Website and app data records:
* * *

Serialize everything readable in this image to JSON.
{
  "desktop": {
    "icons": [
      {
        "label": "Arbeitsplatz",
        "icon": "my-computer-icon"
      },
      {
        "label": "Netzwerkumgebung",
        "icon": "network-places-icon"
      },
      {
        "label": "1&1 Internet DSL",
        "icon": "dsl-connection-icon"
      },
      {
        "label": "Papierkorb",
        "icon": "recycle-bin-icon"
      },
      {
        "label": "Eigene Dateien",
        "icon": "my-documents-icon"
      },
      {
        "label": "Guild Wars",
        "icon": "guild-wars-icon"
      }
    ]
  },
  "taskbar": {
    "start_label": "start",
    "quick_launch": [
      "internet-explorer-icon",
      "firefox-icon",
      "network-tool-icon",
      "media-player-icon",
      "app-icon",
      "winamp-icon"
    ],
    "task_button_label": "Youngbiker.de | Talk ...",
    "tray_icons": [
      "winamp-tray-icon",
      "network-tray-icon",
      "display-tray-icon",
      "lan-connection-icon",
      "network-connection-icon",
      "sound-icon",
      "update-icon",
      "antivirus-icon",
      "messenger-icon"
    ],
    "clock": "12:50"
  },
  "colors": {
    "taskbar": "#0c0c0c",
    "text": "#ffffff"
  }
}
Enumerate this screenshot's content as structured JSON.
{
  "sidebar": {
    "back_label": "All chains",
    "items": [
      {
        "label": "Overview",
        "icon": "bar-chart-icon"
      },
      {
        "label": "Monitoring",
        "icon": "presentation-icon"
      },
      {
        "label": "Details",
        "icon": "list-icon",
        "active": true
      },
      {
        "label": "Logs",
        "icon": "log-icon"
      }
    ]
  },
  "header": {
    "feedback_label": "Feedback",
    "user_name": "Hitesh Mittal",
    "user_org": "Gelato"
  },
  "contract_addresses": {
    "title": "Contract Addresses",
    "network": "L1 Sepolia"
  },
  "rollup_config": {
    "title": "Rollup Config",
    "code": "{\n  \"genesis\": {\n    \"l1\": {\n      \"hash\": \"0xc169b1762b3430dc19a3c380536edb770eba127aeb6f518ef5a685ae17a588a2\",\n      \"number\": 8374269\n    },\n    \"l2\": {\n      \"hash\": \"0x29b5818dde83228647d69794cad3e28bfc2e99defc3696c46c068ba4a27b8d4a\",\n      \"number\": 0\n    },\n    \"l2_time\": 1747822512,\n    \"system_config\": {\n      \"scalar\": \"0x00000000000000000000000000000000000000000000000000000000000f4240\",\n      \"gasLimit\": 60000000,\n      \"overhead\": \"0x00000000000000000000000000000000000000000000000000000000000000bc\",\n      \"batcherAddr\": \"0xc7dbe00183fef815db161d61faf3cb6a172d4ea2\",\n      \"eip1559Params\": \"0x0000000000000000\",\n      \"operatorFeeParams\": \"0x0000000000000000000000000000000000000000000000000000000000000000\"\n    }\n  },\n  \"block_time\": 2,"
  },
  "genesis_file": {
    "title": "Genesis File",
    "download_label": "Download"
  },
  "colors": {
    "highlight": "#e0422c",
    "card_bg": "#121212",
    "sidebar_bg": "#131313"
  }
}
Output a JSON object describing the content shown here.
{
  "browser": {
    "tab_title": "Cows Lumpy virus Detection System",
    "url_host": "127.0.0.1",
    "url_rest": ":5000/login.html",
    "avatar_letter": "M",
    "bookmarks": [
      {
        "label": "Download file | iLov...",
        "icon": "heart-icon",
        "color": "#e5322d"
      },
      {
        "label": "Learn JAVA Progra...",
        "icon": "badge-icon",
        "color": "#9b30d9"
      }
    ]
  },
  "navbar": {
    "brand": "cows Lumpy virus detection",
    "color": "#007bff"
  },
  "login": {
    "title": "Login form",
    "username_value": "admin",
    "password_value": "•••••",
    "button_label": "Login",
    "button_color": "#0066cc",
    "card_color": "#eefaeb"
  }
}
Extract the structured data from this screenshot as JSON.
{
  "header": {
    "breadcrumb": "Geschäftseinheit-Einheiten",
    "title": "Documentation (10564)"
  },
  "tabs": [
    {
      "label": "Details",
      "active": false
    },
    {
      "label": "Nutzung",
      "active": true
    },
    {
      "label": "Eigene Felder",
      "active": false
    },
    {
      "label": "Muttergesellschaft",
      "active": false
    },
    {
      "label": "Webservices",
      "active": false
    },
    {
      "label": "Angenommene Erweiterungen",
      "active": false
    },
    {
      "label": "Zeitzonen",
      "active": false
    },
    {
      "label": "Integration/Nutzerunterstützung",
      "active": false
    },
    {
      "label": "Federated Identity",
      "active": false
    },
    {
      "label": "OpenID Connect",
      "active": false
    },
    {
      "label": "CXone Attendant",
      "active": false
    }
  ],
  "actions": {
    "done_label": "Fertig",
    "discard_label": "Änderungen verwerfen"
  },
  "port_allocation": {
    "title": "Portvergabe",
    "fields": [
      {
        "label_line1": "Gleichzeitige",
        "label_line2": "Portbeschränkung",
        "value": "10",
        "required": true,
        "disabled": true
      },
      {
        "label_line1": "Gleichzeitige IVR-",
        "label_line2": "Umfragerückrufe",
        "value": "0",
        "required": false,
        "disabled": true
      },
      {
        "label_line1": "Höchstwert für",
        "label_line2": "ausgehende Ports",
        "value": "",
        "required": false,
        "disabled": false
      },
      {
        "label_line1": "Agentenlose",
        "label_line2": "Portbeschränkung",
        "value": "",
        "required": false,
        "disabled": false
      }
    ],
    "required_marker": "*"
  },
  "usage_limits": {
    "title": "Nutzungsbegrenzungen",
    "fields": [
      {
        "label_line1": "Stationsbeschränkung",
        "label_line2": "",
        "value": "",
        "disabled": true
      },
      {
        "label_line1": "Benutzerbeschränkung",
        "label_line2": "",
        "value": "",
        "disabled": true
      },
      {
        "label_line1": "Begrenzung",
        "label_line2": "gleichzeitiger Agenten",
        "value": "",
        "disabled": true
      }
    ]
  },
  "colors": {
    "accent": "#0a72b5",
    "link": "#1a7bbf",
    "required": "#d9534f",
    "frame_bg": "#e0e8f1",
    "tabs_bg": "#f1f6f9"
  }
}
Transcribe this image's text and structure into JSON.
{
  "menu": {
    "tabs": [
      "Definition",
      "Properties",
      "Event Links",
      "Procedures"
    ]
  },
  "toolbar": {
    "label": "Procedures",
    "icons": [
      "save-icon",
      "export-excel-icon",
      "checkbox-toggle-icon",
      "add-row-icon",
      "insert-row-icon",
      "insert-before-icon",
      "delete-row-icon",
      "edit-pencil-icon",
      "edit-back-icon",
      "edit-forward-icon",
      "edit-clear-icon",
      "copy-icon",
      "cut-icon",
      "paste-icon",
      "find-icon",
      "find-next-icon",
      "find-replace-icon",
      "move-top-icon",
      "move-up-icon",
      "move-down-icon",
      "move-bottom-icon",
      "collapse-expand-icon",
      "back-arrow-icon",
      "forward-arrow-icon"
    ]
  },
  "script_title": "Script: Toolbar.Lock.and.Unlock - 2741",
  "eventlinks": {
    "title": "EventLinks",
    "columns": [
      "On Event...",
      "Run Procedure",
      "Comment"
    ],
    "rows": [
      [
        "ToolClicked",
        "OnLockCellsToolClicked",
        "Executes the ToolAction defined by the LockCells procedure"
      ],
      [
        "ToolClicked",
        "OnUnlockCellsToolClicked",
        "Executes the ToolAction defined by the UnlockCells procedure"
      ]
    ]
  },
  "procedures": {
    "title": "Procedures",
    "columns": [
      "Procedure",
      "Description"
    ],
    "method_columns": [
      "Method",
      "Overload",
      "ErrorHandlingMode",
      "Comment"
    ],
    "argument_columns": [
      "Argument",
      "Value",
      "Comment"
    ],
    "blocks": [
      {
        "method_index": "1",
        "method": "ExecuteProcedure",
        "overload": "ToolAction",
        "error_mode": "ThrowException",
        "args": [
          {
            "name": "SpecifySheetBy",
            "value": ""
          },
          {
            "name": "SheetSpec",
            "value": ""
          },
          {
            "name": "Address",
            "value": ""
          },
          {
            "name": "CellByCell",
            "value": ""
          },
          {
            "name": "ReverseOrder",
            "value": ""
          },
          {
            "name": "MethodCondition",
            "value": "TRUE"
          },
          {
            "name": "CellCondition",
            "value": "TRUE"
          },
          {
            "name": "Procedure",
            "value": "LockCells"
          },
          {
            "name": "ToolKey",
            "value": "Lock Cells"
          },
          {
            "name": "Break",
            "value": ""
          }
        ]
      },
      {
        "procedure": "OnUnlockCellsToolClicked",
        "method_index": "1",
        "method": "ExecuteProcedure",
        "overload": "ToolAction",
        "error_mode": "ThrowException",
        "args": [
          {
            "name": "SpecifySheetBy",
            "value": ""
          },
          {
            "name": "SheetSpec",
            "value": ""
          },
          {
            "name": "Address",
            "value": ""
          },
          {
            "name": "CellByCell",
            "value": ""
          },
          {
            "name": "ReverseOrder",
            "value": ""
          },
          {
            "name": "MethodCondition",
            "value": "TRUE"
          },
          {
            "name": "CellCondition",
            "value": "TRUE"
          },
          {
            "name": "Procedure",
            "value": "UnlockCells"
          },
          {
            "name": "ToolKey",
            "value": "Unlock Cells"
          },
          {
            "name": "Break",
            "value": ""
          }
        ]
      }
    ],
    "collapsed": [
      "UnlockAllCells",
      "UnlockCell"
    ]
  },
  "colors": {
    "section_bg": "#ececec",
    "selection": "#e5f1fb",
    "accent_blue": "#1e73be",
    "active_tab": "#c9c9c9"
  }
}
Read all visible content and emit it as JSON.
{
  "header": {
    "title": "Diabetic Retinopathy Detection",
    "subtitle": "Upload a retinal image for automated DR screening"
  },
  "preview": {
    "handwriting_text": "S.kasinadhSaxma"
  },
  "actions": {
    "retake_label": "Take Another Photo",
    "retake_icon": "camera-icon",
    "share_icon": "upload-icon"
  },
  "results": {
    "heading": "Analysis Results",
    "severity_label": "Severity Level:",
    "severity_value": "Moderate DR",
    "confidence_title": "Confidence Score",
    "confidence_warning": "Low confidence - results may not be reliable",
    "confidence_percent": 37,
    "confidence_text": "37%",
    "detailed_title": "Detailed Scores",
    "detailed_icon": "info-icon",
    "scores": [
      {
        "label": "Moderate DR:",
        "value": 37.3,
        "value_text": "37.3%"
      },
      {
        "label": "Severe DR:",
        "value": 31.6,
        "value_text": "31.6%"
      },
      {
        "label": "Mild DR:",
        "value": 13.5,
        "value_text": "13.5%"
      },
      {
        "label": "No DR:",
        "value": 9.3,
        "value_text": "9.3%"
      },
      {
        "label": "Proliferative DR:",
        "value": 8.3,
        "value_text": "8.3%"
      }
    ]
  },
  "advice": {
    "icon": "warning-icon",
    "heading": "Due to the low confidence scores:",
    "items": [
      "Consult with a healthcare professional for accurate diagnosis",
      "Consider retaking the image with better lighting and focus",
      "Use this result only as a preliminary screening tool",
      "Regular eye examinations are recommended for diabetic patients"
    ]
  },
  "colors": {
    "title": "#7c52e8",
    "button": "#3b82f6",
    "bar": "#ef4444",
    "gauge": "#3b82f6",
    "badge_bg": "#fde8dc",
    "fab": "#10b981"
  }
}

* * *

Problem details
On how many lines of the data does the word "content" appear? Reply with the number alone.

Result of the exercise
3